**AIM**. In the rows below, write out verbatim every line starting at the line that contains "agency-label: 评价机构 (169, 773, 407, 811)" and ending at the line that contains "report-author-label: 报告编制人 (169, 1108, 407, 1148)", with both of those lines included.

[Box coordinate listings]
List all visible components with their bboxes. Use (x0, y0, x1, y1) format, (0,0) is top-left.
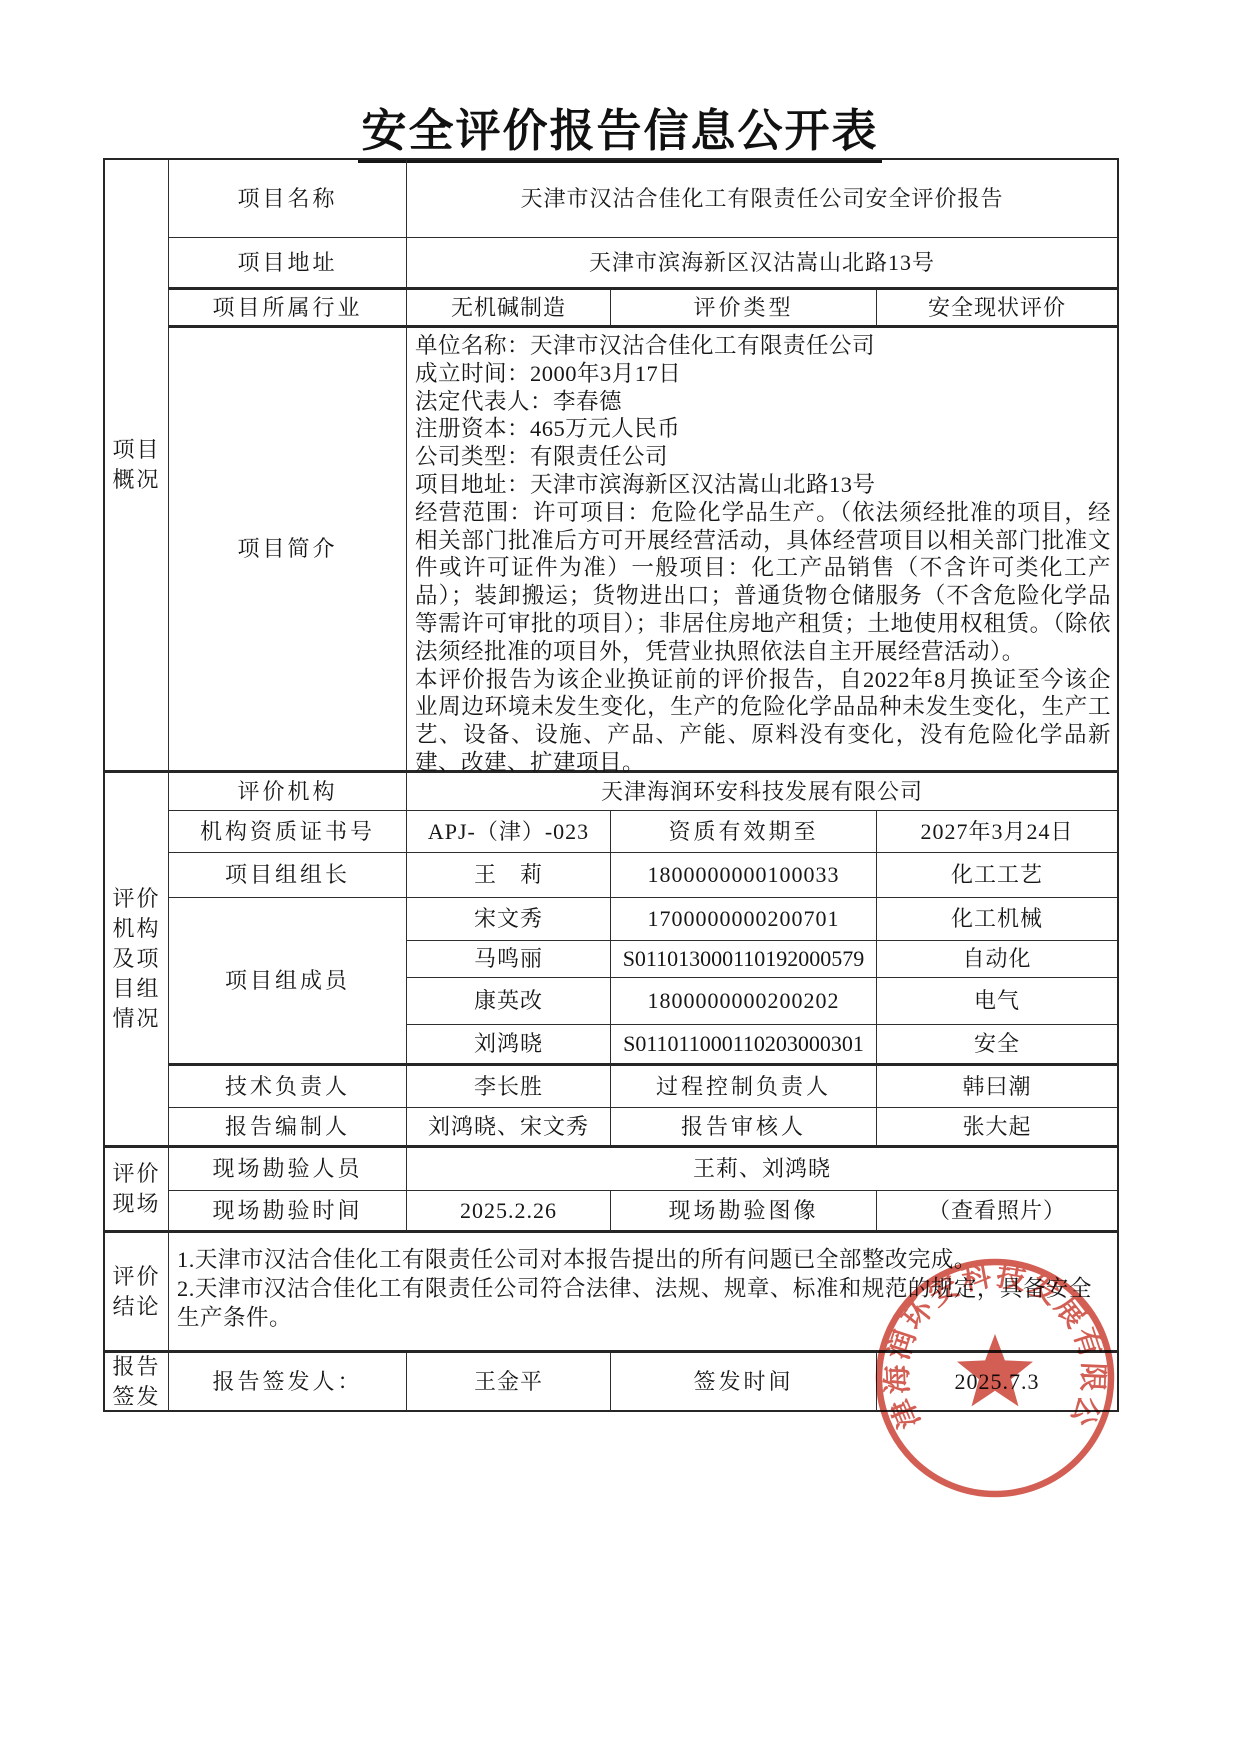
agency-label: 评价机构 (169, 773, 407, 811)
conclusion-item-2: 2.天津市汉沽合佳化工有限责任公司符合法律、法规、规章、标准和规范的规定，具备安… (177, 1274, 1109, 1332)
team-leader-name: 王 莉 (407, 853, 611, 898)
section-report-issue: 报告签发 (105, 1353, 169, 1411)
report-author-name: 刘鸿晓、宋文秀 (407, 1108, 611, 1148)
member-1-specialty: 化工机械 (877, 898, 1117, 941)
section-conclusion: 评价结论 (105, 1233, 169, 1353)
member-2-specialty: 自动化 (877, 941, 1117, 978)
member-1-name: 宋文秀 (407, 898, 611, 941)
team-members-label: 项目组成员 (169, 898, 407, 1066)
tech-lead-name: 李长胜 (407, 1066, 611, 1108)
project-address-value: 天津市滨海新区汉沽嵩山北路13号 (407, 238, 1117, 290)
report-reviewer-name: 张大起 (877, 1108, 1117, 1148)
intro-line-legal-rep: 法定代表人：李春德 (415, 388, 1111, 416)
report-author-label: 报告编制人 (169, 1108, 407, 1148)
document-page: { "page": { "title": "安全评价报告信息公开表" }, "s… (0, 0, 1240, 1753)
site-time-label: 现场勘验时间 (169, 1191, 407, 1233)
member-2-name: 马鸣丽 (407, 941, 611, 978)
issuer-name: 王金平 (407, 1353, 611, 1411)
member-2-cert: S011013000110192000579 (611, 941, 877, 978)
issue-time-value: 2025.7.3 (877, 1353, 1117, 1411)
team-leader-cert: 1800000000100033 (611, 853, 877, 898)
section-site-survey: 评价现场 (105, 1148, 169, 1233)
member-3-specialty: 电气 (877, 978, 1117, 1025)
intro-line-report-note: 本评价报告为该企业换证前的评价报告，自2022年8月换证至今该企业周边环境未发生… (415, 666, 1111, 777)
project-name-value: 天津市汉沽合佳化工有限责任公司安全评价报告 (407, 160, 1117, 238)
site-personnel-value: 王莉、刘鸿晓 (407, 1148, 1117, 1191)
project-intro-label: 项目简介 (169, 328, 407, 773)
member-4-name: 刘鸿晓 (407, 1025, 611, 1066)
tech-lead-label: 技术负责人 (169, 1066, 407, 1108)
site-personnel-label: 现场勘验人员 (169, 1148, 407, 1191)
issue-time-label: 签发时间 (611, 1353, 877, 1411)
intro-line-company-type: 公司类型：有限责任公司 (415, 443, 1111, 471)
industry-label: 项目所属行业 (169, 290, 407, 328)
team-leader-label: 项目组组长 (169, 853, 407, 898)
section-agency-team: 评价机构及项目组情况 (105, 773, 169, 1148)
issuer-label: 报告签发人： (169, 1353, 407, 1411)
member-4-cert: S011011000110203000301 (611, 1025, 877, 1066)
agency-cert-label: 机构资质证书号 (169, 811, 407, 853)
cert-valid-value: 2027年3月24日 (877, 811, 1117, 853)
intro-line-founded: 成立时间：2000年3月17日 (415, 360, 1111, 388)
site-time-value: 2025.2.26 (407, 1191, 611, 1233)
team-leader-specialty: 化工工艺 (877, 853, 1117, 898)
intro-line-address: 项目地址：天津市滨海新区汉沽嵩山北路13号 (415, 471, 1111, 499)
site-image-label: 现场勘验图像 (611, 1191, 877, 1233)
conclusion-text: 1.天津市汉沽合佳化工有限责任公司对本报告提出的所有问题已全部整改完成。 2.天… (169, 1233, 1117, 1353)
agency-cert-value: APJ-（津）-023 (407, 811, 611, 853)
report-reviewer-label: 报告审核人 (611, 1108, 877, 1148)
conclusion-item-1: 1.天津市汉沽合佳化工有限责任公司对本报告提出的所有问题已全部整改完成。 (177, 1245, 1109, 1274)
cert-valid-label: 资质有效期至 (611, 811, 877, 853)
member-1-cert: 1700000000200701 (611, 898, 877, 941)
industry-value: 无机碱制造 (407, 290, 611, 328)
project-address-label: 项目地址 (169, 238, 407, 290)
info-table: 项目概况 评价机构及项目组情况 评价现场 评价结论 报告签发 项目名称 天津市汉… (103, 158, 1119, 1412)
member-4-specialty: 安全 (877, 1025, 1117, 1066)
member-3-name: 康英改 (407, 978, 611, 1025)
process-lead-label: 过程控制负责人 (611, 1066, 877, 1108)
section-project-overview: 项目概况 (105, 160, 169, 773)
member-3-cert: 1800000000200202 (611, 978, 877, 1025)
evaluation-type-value: 安全现状评价 (877, 290, 1117, 328)
page-title-text: 安全评价报告信息公开表 (358, 106, 881, 163)
agency-value: 天津海润环安科技发展有限公司 (407, 773, 1117, 811)
intro-line-business-scope: 经营范围：许可项目：危险化学品生产。（依法须经批准的项目，经相关部门批准后方可开… (415, 499, 1111, 666)
intro-line-capital: 注册资本：465万元人民币 (415, 415, 1111, 443)
process-lead-name: 韩曰潮 (877, 1066, 1117, 1108)
intro-line-company: 单位名称：天津市汉沽合佳化工有限责任公司 (415, 332, 1111, 360)
project-intro-text: 单位名称：天津市汉沽合佳化工有限责任公司 成立时间：2000年3月17日 法定代… (407, 328, 1117, 773)
site-image-link[interactable]: （查看照片） (877, 1191, 1117, 1233)
project-name-label: 项目名称 (169, 160, 407, 238)
page-title: 安全评价报告信息公开表 (0, 94, 1240, 159)
evaluation-type-label: 评价类型 (611, 290, 877, 328)
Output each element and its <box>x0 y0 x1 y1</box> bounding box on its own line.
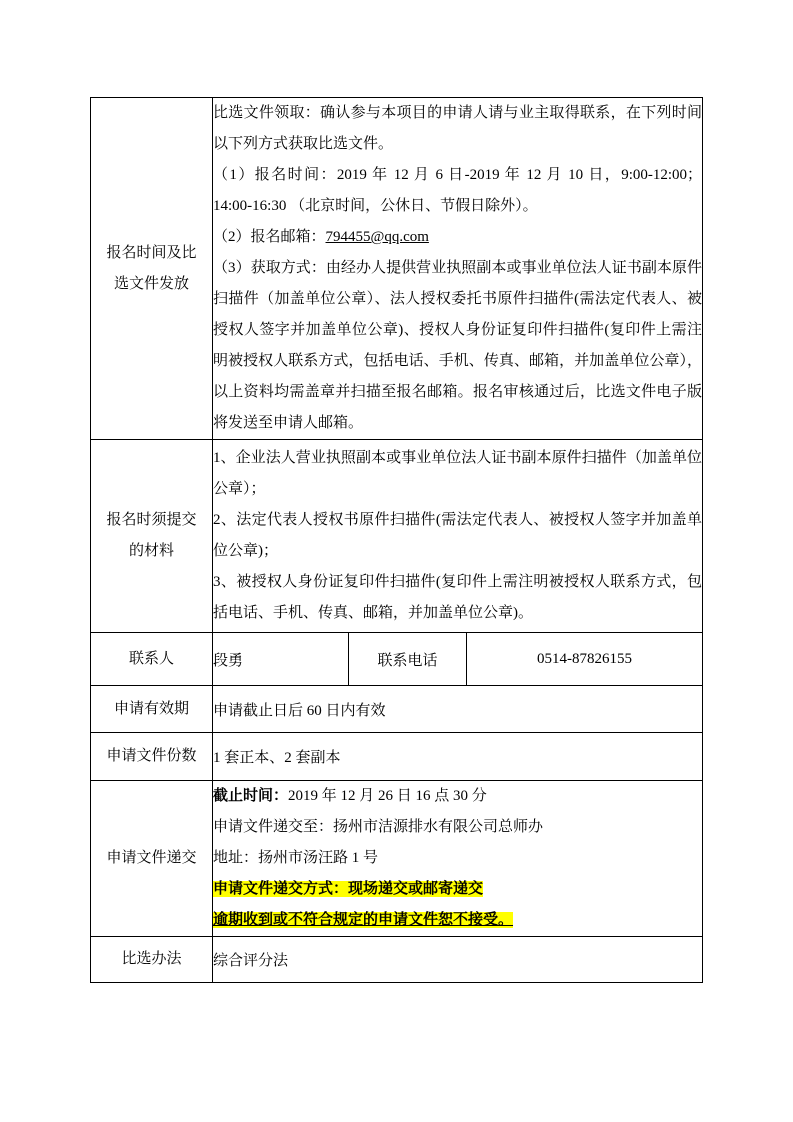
submission-method-highlight-line: 申请文件递交方式：现场递交或邮寄递交 <box>213 874 702 905</box>
signup-time-content-cell: 比选文件领取：确认参与本项目的申请人请与业主取得联系，在下列时间以下列方式获取比… <box>213 98 703 440</box>
material-item-3: 3、被授权人身份证复印件扫描件(复印件上需注明被授权人联系方式，包括电话、手机、… <box>213 567 702 629</box>
row-label-document-submission: 申请文件递交 <box>91 781 213 937</box>
row-label-line: 的材料 <box>91 536 212 567</box>
material-item-2: 2、法定代表人授权书原件扫描件(需法定代表人、被授权人签字并加盖单位公章)； <box>213 505 702 567</box>
late-rejection-highlight-line: 逾期收到或不符合规定的申请文件恕不接受。 <box>213 905 702 936</box>
signup-email-link[interactable]: 794455@qq.com <box>326 229 429 245</box>
table-row-document-copies: 申请文件份数 1 套正本、2 套副本 <box>91 733 703 781</box>
submission-deadline-line: 截止时间：2019 年 12 月 26 日 16 点 30 分 <box>213 781 702 812</box>
table-row-required-materials: 报名时须提交 的材料 1、企业法人营业执照副本或事业单位法人证书副本原件扫描件（… <box>91 440 703 633</box>
row-label-evaluation-method: 比选办法 <box>91 937 213 983</box>
row-label-line: 选文件发放 <box>91 269 212 300</box>
row-label-line: 比选办法 <box>91 944 212 975</box>
highlighted-text: 申请文件递交方式：现场递交或邮寄递交 <box>213 881 483 897</box>
signup-email-paragraph: （2）报名邮箱：794455@qq.com <box>213 222 702 253</box>
row-label-document-copies: 申请文件份数 <box>91 733 213 781</box>
row-label-signup-time: 报名时间及比 选文件发放 <box>91 98 213 440</box>
material-item-1: 1、企业法人营业执照副本或事业单位法人证书副本原件扫描件（加盖单位公章）； <box>213 443 702 505</box>
doc-collection-intro-paragraph: 比选文件领取：确认参与本项目的申请人请与业主取得联系，在下列时间以下列方式获取比… <box>213 98 702 160</box>
evaluation-method-value-cell: 综合评分法 <box>213 937 703 983</box>
bidding-info-table: 报名时间及比 选文件发放 比选文件领取：确认参与本项目的申请人请与业主取得联系，… <box>90 97 703 983</box>
table-row-evaluation-method: 比选办法 综合评分法 <box>91 937 703 983</box>
acquisition-method-paragraph: （3）获取方式：由经办人提供营业执照副本或事业单位法人证书副本原件扫描件（加盖单… <box>213 253 702 439</box>
row-label-line: 联系人 <box>91 644 212 675</box>
table-row-document-submission: 申请文件递交 截止时间：2019 年 12 月 26 日 16 点 30 分 申… <box>91 781 703 937</box>
table-row-application-validity: 申请有效期 申请截止日后 60 日内有效 <box>91 686 703 733</box>
contact-name-cell: 段勇 <box>213 633 349 686</box>
row-label-line: 申请有效期 <box>91 694 212 725</box>
highlighted-underlined-text: 逾期收到或不符合规定的申请文件恕不接受。 <box>213 912 513 928</box>
contact-phone-label-cell: 联系电话 <box>349 633 467 686</box>
signup-time-paragraph: （1）报名时间：2019 年 12 月 6 日-2019 年 12 月 10 日… <box>213 160 702 222</box>
deadline-label: 截止时间： <box>213 788 288 804</box>
required-materials-content-cell: 1、企业法人营业执照副本或事业单位法人证书副本原件扫描件（加盖单位公章）； 2、… <box>213 440 703 633</box>
table-row-signup-time-and-doc-issue: 报名时间及比 选文件发放 比选文件领取：确认参与本项目的申请人请与业主取得联系，… <box>91 98 703 440</box>
row-label-application-validity: 申请有效期 <box>91 686 213 733</box>
row-label-line: 报名时间及比 <box>91 238 212 269</box>
application-validity-value-cell: 申请截止日后 60 日内有效 <box>213 686 703 733</box>
signup-email-label: （2）报名邮箱： <box>213 229 326 245</box>
row-label-line: 申请文件份数 <box>91 741 212 772</box>
document-submission-content-cell: 截止时间：2019 年 12 月 26 日 16 点 30 分 申请文件递交至：… <box>213 781 703 937</box>
submission-address-line: 地址：扬州市汤汪路 1 号 <box>213 843 702 874</box>
row-label-required-materials: 报名时须提交 的材料 <box>91 440 213 633</box>
document-page: 报名时间及比 选文件发放 比选文件领取：确认参与本项目的申请人请与业主取得联系，… <box>0 0 793 1122</box>
table-row-contact: 联系人 段勇 联系电话 0514-87826155 <box>91 633 703 686</box>
document-copies-value-cell: 1 套正本、2 套副本 <box>213 733 703 781</box>
row-label-line: 申请文件递交 <box>91 843 212 874</box>
submission-destination-line: 申请文件递交至：扬州市洁源排水有限公司总师办 <box>213 812 702 843</box>
contact-phone-number-cell: 0514-87826155 <box>467 633 703 686</box>
deadline-value: 2019 年 12 月 26 日 16 点 30 分 <box>288 788 487 804</box>
row-label-contact-person: 联系人 <box>91 633 213 686</box>
row-label-line: 报名时须提交 <box>91 505 212 536</box>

**TASK OUTPUT**.
agency-label: 评价机构 (169, 773, 407, 811)
conclusion-item-2: 2.天津市汉沽合佳化工有限责任公司符合法律、法规、规章、标准和规范的规定，具备安… (177, 1274, 1109, 1332)
team-leader-name: 王 莉 (407, 853, 611, 898)
section-report-issue: 报告签发 (105, 1353, 169, 1411)
report-author-name: 刘鸿晓、宋文秀 (407, 1108, 611, 1148)
member-1-specialty: 化工机械 (877, 898, 1117, 941)
section-conclusion: 评价结论 (105, 1233, 169, 1353)
member-2-specialty: 自动化 (877, 941, 1117, 978)
member-1-name: 宋文秀 (407, 898, 611, 941)
team-members-label: 项目组成员 (169, 898, 407, 1066)
tech-lead-name: 李长胜 (407, 1066, 611, 1108)
project-address-value: 天津市滨海新区汉沽嵩山北路13号 (407, 238, 1117, 290)
report-reviewer-name: 张大起 (877, 1108, 1117, 1148)
intro-line-legal-rep: 法定代表人：李春德 (415, 388, 1111, 416)
report-author-label: 报告编制人 (169, 1108, 407, 1148)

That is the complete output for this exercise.